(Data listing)
▶
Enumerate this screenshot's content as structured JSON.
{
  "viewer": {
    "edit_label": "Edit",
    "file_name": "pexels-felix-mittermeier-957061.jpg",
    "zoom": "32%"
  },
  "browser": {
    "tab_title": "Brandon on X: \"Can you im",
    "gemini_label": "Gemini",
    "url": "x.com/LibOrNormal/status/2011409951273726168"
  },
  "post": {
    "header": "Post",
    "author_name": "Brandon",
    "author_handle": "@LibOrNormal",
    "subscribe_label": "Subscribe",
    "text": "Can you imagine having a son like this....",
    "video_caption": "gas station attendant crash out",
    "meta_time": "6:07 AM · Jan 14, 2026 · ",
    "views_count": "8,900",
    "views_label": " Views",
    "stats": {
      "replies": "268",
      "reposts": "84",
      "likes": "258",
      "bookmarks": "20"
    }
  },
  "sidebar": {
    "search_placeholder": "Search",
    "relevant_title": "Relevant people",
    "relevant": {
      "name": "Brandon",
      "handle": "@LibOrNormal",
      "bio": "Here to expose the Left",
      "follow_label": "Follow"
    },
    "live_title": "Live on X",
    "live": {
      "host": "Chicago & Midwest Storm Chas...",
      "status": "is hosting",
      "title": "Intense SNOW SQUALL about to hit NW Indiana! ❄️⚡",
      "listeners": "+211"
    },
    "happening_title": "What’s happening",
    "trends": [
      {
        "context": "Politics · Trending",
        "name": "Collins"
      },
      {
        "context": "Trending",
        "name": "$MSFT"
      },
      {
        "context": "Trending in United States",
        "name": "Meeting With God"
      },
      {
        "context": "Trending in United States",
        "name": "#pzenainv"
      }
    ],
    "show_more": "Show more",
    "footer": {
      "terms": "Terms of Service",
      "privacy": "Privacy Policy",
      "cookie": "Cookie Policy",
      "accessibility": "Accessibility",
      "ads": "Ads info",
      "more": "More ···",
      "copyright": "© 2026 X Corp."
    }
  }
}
◀
TASK REQUIREMENTS.
Please return the data above exactly as given.

SOLUTION TO THIS PROBLEM.
Enumerate this screenshot's content as structured JSON.
{
  "viewer": {
    "edit_label": "Edit",
    "file_name": "pexels-felix-mittermeier-957061.jpg",
    "zoom": "32%"
  },
  "browser": {
    "tab_title": "Brandon on X: \"Can you im",
    "gemini_label": "Gemini",
    "url": "x.com/LibOrNormal/status/2011409951273726168"
  },
  "post": {
    "header": "Post",
    "author_name": "Brandon",
    "author_handle": "@LibOrNormal",
    "subscribe_label": "Subscribe",
    "text": "Can you imagine having a son like this....",
    "video_caption": "gas station attendant crash out",
    "meta_time": "6:07 AM · Jan 14, 2026 · ",
    "views_count": "8,900",
    "views_label": " Views",
    "stats": {
      "replies": "268",
      "reposts": "84",
      "likes": "258",
      "bookmarks": "20"
    }
  },
  "sidebar": {
    "search_placeholder": "Search",
    "relevant_title": "Relevant people",
    "relevant": {
      "name": "Brandon",
      "handle": "@LibOrNormal",
      "bio": "Here to expose the Left",
      "follow_label": "Follow"
    },
    "live_title": "Live on X",
    "live": {
      "host": "Chicago & Midwest Storm Chas...",
      "status": "is hosting",
      "title": "Intense SNOW SQUALL about to hit NW Indiana! ❄️⚡",
      "listeners": "+211"
    },
    "happening_title": "What’s happening",
    "trends": [
      {
        "context": "Politics · Trending",
        "name": "Collins"
      },
      {
        "context": "Trending",
        "name": "$MSFT"
      },
      {
        "context": "Trending in United States",
        "name": "Meeting With God"
      },
      {
        "context": "Trending in United States",
        "name": "#pzenainv"
      }
    ],
    "show_more": "Show more",
    "footer": {
      "terms": "Terms of Service",
      "privacy": "Privacy Policy",
      "cookie": "Cookie Policy",
      "accessibility": "Accessibility",
      "ads": "Ads info",
      "more": "More ···",
      "copyright": "© 2026 X Corp."
    }
  }
}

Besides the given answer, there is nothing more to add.